**Testo della pagina**
####################

Il Primavera Sound sbarca a Los Angeles

Il Primavera Sound sbarca a Los Angeles

Oltre 220.000 spettatori hanno partecipato alla diciannovesima edizione del Primavera Sound, che ha chiuso con una nuova giornata record di presenze con i concerti di Solange, Rosalía, James Blake e Neneh Cherry, dopo che nelle prime due giornate a dare spettacolo ci avevano pensato Tame Impala, Interpol, Miley Cyrus, Suede, Kurt Vile & the Violators, Stephen Malkmus, Low, Aldous Harding, Big Thief, Sons Of Kemet, Erykah Badu.
Il Primavera Sound 2019 finirà negli annali come la storica edizione del The New Normal, in cui il presente è finalmente al femminile, i pregiudizi sono finalmente stati abbattuti e l’eccezionale è diventato normale. Un’edizione normale che in realtà è stata super!

Ma come da tradizione si pensa già al futuro. Nell’ultima giornata un enorme striscione ha annunciato l’arrivo del Primavera Sound Los Angeles nei giorni 19 e 20 settembre 2020, celebrando così il ventesimo anniversario del festival. Un’assoluta novità per il festival più importante d’Europa che finalmente sbarca negli USA. In più ci sono già le date per Barcellona e Oporto: il Primavera Sound 2020 si terrà dal 4 al 6 giugno a Barcellona e dall’11 al 13 giugno a Porto.

L’inizio dei festeggiamenti per l’anniversario si terrà però prima, molto prima. Quasi un anno prima, l’8 e il 9 novembre 2019 infatti, il Primavera Weekender segnerà l’inizio non ufficiale dei festeggiamenti con una celebrazione collettiva al resort Magic Robin Hood di Benidorm, dove i fan del festival condivideranno gli spazi con artisti come Belle & Sebastian, Primal Scream, Mura Masa, Idles, Sleaford Mods, Cigarettes After Sex, Whitney, Weyes Blood, John Talabot e Carolina Durante, tra i tanti. L’evento, i cui biglietti andranno in vendita il 17 giugno al costo di 180€ (comprensivi anche di vitto e alloggio), è stato annunciato lo scorso mercoledì con un altro enorme striscione all’ingresso del festival.

####################

**Descrizione del compito**
Secondo l'articolo sul Primavera Sound, in quali giorni si terrà il Primavera Sound Los Angeles?

####################

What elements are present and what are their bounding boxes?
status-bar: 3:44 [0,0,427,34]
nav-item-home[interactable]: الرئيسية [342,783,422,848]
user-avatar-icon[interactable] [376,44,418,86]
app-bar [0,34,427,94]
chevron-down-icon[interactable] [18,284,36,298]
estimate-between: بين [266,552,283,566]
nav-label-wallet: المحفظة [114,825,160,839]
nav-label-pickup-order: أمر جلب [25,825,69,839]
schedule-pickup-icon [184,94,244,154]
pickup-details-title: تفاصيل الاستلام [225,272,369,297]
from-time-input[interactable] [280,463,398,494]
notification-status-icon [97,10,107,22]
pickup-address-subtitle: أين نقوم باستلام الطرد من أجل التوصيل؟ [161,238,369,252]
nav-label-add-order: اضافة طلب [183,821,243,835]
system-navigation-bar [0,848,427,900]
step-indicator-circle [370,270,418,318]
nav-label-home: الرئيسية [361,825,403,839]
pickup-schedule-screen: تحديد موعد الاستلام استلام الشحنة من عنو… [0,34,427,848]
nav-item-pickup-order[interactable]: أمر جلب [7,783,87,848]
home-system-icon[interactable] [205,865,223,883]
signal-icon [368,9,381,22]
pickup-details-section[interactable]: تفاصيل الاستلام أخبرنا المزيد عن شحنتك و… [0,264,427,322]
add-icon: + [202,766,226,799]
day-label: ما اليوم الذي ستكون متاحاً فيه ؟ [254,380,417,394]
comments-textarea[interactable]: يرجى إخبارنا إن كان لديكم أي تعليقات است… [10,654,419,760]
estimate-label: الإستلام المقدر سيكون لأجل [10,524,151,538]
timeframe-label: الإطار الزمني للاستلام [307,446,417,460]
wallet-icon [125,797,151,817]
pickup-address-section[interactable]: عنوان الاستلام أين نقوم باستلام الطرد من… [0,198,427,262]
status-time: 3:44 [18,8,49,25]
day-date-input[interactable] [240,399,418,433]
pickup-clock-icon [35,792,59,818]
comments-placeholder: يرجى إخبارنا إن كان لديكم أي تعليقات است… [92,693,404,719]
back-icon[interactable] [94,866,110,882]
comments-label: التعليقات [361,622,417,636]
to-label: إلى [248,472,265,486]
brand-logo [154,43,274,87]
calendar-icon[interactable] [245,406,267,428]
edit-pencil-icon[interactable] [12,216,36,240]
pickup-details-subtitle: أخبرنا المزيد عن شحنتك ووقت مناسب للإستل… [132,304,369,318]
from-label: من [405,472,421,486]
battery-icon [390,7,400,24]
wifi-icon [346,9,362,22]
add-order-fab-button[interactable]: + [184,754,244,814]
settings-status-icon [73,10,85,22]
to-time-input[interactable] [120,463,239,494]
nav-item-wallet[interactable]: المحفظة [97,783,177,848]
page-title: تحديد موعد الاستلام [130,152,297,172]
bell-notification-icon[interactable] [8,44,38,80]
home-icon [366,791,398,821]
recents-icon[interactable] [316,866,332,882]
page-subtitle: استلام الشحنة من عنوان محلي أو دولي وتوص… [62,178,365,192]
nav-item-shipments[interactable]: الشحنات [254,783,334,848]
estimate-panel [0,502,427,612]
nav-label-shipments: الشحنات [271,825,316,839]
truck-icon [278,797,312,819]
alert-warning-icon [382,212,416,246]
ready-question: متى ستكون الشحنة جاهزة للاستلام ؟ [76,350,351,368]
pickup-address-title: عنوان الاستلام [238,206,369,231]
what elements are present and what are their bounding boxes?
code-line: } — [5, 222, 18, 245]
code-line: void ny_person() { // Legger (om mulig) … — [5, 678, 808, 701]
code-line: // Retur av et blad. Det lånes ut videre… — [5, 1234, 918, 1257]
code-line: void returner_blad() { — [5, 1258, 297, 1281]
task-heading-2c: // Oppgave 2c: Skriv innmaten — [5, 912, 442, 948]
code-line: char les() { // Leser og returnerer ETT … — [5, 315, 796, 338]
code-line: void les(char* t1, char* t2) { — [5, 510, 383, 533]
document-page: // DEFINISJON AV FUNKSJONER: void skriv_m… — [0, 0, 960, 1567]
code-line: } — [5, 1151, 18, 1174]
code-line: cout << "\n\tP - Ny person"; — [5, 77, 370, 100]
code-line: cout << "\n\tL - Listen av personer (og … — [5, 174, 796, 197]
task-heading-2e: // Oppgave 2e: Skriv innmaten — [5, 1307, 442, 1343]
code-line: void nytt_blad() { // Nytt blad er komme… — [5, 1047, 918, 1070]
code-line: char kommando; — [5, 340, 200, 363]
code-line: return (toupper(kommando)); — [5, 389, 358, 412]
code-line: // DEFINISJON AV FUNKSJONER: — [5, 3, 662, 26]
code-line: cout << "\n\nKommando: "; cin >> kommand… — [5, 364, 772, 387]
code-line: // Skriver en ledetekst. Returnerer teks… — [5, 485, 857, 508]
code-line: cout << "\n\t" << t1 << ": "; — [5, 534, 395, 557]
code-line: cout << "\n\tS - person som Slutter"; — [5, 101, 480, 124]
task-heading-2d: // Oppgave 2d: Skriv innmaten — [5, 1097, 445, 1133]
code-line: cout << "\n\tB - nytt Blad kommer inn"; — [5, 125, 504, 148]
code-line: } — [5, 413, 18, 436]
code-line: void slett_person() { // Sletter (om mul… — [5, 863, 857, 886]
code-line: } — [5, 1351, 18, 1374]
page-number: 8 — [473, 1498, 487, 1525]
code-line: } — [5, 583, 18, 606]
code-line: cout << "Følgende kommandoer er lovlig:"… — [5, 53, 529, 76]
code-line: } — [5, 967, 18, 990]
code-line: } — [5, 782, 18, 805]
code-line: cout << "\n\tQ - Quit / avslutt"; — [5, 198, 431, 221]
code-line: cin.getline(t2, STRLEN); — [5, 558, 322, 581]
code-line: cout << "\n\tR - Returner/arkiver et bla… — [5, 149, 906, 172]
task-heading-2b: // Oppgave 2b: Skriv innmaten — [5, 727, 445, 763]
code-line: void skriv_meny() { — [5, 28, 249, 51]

####################

**Risposta all'esercizio**
Il 19 e il 20 settembre 2020.